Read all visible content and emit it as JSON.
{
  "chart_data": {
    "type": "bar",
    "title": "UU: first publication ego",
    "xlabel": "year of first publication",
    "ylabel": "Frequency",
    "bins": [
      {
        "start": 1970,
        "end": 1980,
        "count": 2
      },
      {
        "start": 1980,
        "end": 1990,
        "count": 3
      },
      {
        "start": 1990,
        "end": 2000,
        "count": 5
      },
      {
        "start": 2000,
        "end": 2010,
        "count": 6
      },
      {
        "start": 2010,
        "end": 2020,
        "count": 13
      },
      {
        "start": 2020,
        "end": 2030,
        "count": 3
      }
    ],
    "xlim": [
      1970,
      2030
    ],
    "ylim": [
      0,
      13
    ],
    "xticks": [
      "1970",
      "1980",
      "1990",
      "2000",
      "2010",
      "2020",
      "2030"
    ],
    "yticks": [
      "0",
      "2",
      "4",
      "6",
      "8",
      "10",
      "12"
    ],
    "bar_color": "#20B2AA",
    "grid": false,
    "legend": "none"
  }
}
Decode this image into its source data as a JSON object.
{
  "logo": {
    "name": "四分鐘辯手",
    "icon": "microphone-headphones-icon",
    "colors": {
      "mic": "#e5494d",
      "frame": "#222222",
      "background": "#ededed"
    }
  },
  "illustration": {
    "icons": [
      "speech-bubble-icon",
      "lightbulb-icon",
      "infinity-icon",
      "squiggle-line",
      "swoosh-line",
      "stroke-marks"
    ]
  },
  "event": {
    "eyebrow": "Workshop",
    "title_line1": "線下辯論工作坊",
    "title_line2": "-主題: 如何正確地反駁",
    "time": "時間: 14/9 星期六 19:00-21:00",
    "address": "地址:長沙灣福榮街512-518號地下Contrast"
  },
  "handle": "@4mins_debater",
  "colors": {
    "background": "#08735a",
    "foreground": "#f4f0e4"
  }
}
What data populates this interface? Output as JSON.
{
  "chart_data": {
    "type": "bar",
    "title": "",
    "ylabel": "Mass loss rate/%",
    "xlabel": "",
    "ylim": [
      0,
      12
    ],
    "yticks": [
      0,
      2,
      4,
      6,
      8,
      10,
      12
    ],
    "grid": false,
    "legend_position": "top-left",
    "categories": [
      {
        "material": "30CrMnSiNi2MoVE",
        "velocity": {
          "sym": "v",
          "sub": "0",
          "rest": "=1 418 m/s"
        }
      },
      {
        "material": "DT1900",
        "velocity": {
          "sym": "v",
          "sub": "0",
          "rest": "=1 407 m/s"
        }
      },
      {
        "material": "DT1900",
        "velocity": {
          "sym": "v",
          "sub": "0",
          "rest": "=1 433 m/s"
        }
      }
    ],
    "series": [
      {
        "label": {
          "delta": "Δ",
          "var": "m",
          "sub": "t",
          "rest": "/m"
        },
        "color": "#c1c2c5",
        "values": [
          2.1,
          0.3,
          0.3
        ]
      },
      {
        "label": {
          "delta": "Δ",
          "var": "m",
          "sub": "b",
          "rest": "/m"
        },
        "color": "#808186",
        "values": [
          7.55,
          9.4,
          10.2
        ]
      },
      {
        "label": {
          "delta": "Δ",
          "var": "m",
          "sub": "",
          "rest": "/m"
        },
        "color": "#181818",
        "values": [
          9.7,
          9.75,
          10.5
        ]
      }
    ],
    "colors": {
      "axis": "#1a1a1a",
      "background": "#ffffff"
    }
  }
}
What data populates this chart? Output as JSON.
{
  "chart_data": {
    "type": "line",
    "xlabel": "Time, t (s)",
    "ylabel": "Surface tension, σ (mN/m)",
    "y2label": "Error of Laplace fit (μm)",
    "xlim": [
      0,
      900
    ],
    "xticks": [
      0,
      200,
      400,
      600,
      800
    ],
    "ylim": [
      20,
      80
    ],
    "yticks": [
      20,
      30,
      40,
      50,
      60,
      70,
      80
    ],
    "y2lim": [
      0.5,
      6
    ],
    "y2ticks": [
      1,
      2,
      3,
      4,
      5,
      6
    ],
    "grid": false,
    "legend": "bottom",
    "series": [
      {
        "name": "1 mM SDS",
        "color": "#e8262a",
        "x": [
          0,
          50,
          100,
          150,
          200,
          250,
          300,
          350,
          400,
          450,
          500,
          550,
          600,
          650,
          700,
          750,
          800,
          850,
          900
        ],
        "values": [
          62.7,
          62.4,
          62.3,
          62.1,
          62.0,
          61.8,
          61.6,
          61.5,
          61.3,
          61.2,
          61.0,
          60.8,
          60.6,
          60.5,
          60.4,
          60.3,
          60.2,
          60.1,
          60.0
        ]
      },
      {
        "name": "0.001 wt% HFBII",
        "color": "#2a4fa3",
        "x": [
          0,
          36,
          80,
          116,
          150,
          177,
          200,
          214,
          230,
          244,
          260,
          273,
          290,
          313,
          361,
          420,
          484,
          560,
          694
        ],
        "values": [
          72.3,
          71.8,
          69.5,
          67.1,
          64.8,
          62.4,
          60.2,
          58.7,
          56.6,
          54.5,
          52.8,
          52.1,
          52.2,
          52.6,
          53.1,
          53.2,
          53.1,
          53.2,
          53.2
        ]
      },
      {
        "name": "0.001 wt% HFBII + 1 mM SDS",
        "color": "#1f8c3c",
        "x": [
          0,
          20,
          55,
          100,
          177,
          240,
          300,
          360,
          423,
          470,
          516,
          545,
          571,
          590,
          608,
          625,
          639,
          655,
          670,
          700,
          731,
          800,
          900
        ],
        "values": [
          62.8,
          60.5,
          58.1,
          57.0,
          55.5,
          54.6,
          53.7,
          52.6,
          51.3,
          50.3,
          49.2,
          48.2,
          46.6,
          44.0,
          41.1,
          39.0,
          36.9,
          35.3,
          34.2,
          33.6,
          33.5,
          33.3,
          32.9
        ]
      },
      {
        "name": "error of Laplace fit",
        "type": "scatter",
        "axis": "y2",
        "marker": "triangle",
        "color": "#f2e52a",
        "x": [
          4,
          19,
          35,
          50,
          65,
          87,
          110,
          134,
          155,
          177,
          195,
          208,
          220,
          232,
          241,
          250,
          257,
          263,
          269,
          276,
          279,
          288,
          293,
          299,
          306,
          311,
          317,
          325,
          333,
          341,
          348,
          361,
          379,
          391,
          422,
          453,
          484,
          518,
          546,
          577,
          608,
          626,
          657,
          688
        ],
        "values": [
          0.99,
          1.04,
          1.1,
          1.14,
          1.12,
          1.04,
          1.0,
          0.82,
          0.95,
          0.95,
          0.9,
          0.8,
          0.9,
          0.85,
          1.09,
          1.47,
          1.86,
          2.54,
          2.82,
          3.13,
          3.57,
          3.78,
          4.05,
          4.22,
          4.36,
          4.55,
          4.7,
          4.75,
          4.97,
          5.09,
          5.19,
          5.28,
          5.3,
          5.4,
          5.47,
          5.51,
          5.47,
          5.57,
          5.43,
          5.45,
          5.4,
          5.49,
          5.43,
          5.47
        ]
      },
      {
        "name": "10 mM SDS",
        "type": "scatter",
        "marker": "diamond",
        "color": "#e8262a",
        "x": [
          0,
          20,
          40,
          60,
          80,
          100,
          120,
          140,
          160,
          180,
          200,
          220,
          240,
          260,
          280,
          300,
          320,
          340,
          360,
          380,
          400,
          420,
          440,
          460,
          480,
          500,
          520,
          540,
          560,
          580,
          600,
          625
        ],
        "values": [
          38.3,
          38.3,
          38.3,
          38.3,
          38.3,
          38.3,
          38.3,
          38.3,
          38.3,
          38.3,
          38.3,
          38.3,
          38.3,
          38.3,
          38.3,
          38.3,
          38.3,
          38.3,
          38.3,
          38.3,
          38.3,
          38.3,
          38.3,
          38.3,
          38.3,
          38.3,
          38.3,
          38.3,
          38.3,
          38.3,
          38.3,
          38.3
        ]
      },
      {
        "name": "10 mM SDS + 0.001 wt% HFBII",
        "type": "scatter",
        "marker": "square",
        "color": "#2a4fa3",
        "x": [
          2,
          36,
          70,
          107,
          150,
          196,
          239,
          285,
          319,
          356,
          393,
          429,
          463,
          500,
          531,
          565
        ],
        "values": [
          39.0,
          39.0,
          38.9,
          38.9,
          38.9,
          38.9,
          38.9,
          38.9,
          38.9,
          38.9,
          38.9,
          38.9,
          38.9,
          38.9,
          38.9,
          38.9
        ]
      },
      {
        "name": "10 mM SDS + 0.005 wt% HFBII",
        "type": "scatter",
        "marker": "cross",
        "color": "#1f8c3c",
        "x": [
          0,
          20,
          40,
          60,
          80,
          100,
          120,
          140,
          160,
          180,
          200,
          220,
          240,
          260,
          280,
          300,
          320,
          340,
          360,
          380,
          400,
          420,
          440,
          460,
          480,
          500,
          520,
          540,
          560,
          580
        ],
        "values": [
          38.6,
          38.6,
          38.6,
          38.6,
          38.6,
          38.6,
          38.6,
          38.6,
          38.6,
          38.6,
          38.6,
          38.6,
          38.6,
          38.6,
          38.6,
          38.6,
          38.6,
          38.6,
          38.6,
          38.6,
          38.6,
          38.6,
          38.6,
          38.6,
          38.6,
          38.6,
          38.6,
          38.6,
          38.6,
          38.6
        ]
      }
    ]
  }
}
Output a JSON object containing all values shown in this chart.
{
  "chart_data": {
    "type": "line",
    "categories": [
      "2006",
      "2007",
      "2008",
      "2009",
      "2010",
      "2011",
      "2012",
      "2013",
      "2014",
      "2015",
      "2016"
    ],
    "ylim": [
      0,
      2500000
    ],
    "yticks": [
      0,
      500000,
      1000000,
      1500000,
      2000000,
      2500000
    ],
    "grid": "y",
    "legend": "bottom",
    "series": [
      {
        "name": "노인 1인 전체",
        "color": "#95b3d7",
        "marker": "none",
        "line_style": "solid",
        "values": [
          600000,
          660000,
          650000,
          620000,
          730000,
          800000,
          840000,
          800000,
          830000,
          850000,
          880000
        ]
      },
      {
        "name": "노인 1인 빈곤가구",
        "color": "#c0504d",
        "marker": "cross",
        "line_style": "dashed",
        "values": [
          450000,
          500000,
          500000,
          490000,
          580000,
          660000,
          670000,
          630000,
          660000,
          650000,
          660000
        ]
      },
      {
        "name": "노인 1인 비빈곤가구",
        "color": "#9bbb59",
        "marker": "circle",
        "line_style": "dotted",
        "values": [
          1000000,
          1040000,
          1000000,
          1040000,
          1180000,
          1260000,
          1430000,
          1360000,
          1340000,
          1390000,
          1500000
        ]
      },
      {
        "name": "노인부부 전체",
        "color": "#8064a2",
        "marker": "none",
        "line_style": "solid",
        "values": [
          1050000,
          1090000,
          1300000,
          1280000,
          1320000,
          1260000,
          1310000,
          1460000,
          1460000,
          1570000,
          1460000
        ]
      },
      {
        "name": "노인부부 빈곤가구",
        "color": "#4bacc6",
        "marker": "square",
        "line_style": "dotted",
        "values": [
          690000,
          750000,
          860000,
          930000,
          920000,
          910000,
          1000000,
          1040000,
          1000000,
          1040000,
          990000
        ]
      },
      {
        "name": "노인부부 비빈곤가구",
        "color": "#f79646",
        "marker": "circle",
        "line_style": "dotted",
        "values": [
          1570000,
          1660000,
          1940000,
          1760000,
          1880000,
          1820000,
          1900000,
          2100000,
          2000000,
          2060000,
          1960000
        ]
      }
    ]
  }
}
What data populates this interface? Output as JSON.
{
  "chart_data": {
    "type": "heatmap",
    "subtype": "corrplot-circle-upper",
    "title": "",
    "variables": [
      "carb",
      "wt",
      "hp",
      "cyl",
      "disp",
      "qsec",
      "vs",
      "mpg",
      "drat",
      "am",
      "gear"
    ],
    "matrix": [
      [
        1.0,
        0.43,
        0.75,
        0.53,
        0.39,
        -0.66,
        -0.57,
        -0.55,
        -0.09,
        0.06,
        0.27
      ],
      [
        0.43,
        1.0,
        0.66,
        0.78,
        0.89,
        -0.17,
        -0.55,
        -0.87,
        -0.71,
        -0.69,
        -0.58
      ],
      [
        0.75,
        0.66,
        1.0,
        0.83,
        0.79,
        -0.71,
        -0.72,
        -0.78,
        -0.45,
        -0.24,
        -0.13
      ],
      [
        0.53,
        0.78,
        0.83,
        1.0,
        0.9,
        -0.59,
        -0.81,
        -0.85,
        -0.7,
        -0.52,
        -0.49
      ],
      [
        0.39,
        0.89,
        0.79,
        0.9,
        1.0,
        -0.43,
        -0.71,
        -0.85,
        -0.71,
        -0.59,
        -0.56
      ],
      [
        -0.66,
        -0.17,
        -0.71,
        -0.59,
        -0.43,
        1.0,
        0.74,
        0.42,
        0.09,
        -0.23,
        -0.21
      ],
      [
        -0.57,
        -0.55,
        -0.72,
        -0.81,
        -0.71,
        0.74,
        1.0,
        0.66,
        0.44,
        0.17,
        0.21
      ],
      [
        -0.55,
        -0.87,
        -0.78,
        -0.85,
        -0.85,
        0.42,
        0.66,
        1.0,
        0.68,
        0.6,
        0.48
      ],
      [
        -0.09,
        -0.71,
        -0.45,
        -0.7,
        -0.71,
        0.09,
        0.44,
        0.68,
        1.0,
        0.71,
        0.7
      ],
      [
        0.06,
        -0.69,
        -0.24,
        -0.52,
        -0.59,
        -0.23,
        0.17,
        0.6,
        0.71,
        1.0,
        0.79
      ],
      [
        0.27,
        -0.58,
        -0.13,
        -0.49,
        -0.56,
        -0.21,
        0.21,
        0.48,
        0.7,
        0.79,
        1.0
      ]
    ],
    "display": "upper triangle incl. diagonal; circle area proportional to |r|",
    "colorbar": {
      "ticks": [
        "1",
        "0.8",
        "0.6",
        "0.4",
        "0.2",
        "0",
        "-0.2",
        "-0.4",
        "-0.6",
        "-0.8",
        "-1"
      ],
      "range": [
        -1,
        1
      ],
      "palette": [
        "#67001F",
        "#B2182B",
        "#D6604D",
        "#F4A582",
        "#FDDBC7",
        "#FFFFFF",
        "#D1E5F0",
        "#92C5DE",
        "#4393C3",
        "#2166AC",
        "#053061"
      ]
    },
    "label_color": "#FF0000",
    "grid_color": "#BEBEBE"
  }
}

□ □ □ □ □ □ □

Select from the material above each line in which the string "background" appears, and list those lines.

      "background": "#ededed"
    "background": "#08735a",
      "background": "#ffffff"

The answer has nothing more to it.